(YOUR OBJECTIVE): Using the material below, copy every line where "заднего" appears.

(Dataset items):
* Begin *
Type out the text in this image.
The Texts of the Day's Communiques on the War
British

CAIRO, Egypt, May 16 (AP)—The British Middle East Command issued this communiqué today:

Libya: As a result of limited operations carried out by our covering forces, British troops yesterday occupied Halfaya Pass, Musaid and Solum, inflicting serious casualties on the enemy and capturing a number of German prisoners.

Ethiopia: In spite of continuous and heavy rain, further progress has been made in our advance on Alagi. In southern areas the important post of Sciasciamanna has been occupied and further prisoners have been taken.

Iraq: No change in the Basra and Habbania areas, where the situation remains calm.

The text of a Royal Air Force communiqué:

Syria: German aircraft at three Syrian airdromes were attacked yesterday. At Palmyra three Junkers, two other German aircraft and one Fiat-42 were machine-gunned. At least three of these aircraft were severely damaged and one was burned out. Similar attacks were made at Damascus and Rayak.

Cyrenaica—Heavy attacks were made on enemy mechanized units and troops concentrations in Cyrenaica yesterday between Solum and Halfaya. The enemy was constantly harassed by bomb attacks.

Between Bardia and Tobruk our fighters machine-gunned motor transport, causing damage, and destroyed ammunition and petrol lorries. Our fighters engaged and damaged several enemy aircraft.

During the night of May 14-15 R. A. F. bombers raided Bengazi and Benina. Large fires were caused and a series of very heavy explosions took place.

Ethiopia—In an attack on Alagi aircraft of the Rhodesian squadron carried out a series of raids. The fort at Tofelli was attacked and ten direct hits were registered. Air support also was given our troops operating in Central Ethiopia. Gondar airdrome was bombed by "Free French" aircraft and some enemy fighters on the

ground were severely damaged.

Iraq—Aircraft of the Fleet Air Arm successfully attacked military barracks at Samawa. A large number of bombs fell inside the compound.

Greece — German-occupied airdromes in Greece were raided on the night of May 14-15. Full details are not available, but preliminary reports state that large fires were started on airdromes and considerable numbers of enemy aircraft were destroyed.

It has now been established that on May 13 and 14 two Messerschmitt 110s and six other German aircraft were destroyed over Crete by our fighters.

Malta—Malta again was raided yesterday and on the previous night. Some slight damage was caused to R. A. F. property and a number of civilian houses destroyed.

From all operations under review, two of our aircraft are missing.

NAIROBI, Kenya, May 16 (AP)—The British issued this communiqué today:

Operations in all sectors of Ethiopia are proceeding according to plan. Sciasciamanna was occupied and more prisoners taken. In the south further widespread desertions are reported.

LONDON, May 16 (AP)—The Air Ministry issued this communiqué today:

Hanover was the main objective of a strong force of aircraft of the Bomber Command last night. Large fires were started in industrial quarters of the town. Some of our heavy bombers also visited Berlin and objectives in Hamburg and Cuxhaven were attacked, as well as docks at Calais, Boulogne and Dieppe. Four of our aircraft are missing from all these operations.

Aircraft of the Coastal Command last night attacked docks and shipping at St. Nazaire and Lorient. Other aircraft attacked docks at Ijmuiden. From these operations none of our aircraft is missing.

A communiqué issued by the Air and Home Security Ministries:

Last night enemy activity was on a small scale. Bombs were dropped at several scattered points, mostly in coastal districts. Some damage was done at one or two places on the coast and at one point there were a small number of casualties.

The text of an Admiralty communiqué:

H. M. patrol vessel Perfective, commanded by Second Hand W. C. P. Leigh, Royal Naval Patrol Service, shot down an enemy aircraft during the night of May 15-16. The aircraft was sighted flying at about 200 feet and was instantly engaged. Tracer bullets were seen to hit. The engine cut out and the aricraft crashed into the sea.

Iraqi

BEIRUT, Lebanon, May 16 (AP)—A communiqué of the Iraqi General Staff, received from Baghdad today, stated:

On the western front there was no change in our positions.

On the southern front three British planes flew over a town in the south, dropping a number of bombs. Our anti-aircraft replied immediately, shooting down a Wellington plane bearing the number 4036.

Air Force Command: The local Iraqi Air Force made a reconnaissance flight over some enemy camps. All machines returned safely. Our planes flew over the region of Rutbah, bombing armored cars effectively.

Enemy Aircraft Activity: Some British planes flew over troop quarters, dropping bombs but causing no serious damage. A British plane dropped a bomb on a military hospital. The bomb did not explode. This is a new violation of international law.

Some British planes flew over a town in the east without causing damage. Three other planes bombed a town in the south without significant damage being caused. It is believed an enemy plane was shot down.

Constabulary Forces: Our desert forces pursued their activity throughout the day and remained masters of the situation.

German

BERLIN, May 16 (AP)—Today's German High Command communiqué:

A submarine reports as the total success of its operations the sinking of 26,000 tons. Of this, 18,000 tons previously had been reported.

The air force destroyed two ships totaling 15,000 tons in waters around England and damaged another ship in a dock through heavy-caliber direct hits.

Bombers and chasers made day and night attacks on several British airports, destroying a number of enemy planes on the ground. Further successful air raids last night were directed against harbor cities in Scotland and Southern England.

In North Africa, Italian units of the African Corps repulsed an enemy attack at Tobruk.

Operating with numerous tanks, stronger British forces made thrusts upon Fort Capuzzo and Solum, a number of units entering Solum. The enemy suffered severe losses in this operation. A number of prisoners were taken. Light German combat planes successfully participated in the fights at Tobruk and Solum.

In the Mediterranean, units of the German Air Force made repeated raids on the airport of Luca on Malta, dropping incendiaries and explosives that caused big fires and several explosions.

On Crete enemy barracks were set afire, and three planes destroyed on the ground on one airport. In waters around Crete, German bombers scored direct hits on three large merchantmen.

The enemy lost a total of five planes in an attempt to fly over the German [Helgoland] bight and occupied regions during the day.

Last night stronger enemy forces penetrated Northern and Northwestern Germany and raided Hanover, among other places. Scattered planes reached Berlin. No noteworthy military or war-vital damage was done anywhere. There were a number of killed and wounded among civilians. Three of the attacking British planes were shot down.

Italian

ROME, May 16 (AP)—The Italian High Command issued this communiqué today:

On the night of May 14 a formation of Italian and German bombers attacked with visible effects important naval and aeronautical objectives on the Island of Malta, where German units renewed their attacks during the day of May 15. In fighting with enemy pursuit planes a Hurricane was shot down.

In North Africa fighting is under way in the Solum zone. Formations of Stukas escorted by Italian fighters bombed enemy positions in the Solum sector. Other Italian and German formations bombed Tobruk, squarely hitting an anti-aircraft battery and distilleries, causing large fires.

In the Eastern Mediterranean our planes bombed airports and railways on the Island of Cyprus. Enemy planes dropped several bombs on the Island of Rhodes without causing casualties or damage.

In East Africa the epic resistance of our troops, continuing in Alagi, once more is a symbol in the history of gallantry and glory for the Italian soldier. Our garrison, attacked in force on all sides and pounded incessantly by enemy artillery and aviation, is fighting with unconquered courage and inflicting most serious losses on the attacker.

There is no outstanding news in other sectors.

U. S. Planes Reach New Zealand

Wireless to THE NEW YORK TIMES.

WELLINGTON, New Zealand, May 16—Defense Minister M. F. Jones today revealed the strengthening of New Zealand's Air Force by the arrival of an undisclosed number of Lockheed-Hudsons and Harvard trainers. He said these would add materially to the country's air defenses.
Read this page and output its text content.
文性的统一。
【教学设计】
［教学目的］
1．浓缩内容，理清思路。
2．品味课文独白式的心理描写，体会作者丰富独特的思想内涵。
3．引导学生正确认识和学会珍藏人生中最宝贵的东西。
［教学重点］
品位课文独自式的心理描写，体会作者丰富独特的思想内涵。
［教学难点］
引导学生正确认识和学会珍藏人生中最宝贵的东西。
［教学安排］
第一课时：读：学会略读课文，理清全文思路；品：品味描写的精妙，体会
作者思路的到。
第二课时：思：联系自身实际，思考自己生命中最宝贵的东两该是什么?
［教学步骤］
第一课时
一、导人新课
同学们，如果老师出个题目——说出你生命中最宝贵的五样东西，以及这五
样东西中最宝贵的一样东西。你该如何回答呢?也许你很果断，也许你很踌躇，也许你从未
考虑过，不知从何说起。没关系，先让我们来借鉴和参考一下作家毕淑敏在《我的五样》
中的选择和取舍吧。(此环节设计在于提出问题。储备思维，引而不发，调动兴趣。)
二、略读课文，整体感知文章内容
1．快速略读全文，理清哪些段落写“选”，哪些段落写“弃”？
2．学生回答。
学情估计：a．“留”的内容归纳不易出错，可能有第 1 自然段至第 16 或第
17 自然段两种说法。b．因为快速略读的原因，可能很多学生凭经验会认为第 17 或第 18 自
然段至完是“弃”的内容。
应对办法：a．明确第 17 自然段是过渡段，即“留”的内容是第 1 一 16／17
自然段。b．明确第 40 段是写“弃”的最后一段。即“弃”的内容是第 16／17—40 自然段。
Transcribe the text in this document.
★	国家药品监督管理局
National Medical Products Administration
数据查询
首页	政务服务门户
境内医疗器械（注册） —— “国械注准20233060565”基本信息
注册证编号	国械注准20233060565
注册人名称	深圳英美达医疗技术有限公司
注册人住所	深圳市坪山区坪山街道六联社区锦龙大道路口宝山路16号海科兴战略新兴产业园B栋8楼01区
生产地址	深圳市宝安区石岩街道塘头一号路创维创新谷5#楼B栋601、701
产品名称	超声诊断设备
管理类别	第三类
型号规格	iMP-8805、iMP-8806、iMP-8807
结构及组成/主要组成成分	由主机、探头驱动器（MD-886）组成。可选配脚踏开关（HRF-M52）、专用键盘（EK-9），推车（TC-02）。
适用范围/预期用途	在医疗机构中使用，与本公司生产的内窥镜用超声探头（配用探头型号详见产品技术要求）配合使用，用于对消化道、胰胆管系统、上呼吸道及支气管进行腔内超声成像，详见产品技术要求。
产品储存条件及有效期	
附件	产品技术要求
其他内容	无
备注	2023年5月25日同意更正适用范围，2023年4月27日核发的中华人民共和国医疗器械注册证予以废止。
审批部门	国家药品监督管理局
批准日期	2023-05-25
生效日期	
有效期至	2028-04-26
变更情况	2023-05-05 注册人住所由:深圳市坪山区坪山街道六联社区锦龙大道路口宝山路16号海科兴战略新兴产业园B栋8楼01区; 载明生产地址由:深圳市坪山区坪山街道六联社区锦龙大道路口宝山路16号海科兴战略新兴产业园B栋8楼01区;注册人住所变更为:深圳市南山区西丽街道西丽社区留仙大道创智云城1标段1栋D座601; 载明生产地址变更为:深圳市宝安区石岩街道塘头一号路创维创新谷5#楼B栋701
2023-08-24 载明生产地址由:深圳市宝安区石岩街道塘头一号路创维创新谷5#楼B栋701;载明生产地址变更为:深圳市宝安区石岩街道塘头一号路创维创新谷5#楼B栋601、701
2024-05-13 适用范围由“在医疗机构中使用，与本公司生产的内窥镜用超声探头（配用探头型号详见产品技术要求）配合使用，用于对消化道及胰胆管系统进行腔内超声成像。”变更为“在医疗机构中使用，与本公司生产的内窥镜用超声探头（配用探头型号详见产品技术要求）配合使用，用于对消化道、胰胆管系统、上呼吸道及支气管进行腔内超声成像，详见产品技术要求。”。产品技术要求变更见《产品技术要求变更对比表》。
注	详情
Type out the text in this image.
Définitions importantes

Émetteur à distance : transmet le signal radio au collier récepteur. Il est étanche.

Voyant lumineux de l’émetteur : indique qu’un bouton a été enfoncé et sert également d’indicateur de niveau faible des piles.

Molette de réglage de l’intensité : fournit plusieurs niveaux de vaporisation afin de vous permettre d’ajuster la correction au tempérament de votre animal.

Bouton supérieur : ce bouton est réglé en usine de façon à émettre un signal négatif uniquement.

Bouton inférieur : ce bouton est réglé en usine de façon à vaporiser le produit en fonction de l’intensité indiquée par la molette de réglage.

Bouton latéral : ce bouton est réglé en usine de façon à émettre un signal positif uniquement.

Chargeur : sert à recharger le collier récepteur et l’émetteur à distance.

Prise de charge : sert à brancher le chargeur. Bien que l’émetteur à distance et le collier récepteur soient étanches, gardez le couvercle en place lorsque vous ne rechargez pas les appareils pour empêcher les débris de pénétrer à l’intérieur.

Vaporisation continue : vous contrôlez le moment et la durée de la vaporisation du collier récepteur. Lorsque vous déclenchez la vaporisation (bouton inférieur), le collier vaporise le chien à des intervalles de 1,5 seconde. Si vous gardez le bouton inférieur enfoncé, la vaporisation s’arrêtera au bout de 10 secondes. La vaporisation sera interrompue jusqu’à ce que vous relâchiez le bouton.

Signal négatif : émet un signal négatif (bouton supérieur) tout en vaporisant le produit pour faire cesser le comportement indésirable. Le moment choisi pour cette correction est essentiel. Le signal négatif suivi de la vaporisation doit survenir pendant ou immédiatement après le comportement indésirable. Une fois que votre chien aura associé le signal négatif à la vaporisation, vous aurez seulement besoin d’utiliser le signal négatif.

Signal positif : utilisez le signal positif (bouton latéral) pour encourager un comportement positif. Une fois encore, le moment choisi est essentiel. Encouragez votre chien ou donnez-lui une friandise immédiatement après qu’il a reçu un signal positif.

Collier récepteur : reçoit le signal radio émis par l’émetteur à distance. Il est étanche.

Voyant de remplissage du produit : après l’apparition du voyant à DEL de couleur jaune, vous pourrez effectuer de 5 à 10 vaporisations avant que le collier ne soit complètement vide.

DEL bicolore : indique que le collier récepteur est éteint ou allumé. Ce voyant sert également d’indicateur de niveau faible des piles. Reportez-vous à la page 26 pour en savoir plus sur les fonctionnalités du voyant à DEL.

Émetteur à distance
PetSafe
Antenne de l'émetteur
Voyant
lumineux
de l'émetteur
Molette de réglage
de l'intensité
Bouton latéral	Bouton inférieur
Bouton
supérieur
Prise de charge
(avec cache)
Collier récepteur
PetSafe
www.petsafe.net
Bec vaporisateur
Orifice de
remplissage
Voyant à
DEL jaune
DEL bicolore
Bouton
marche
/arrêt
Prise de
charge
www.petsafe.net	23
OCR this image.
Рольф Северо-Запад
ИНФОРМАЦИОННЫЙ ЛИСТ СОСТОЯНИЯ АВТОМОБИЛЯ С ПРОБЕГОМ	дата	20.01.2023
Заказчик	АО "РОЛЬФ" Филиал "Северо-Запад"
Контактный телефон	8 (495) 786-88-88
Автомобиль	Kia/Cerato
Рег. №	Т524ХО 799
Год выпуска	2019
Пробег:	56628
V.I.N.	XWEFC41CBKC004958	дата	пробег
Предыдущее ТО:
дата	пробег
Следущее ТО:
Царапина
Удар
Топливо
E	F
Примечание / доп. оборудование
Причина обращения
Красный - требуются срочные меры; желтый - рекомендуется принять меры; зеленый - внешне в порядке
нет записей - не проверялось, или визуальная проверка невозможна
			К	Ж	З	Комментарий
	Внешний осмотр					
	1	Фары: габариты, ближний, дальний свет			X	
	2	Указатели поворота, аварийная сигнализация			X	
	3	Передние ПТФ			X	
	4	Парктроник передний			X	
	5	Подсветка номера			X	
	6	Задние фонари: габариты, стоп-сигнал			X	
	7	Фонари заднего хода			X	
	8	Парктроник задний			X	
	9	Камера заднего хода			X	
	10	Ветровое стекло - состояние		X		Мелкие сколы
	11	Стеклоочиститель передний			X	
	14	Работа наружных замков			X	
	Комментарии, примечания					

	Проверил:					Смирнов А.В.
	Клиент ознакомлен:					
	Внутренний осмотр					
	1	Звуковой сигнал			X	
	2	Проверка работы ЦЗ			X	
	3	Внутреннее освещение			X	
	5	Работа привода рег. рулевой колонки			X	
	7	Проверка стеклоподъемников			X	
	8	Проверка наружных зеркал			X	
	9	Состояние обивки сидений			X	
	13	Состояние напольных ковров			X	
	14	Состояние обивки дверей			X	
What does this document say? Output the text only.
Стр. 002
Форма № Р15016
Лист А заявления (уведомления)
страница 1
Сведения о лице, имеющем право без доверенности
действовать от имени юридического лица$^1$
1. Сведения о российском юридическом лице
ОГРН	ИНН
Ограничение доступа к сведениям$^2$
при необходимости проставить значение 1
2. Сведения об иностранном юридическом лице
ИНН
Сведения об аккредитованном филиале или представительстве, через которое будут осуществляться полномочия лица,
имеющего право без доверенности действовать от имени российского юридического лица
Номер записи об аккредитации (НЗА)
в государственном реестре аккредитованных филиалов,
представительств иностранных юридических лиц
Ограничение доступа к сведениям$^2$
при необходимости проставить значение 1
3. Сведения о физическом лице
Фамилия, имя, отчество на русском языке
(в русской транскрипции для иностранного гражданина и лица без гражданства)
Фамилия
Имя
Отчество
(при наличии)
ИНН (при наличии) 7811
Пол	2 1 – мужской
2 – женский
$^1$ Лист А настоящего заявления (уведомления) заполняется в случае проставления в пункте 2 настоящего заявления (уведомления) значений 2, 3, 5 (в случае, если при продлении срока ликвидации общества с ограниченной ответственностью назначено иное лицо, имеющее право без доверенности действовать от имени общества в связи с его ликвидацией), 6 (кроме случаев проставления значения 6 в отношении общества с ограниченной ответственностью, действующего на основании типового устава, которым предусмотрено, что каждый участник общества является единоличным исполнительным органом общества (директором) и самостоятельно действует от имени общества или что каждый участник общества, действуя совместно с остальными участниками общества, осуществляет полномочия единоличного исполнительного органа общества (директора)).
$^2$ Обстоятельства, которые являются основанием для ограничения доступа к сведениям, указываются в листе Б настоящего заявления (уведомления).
* End *
(RESPONSE TO THIS TASK):
	7	Фонари заднего хода			X	
	9	Камера заднего хода			X	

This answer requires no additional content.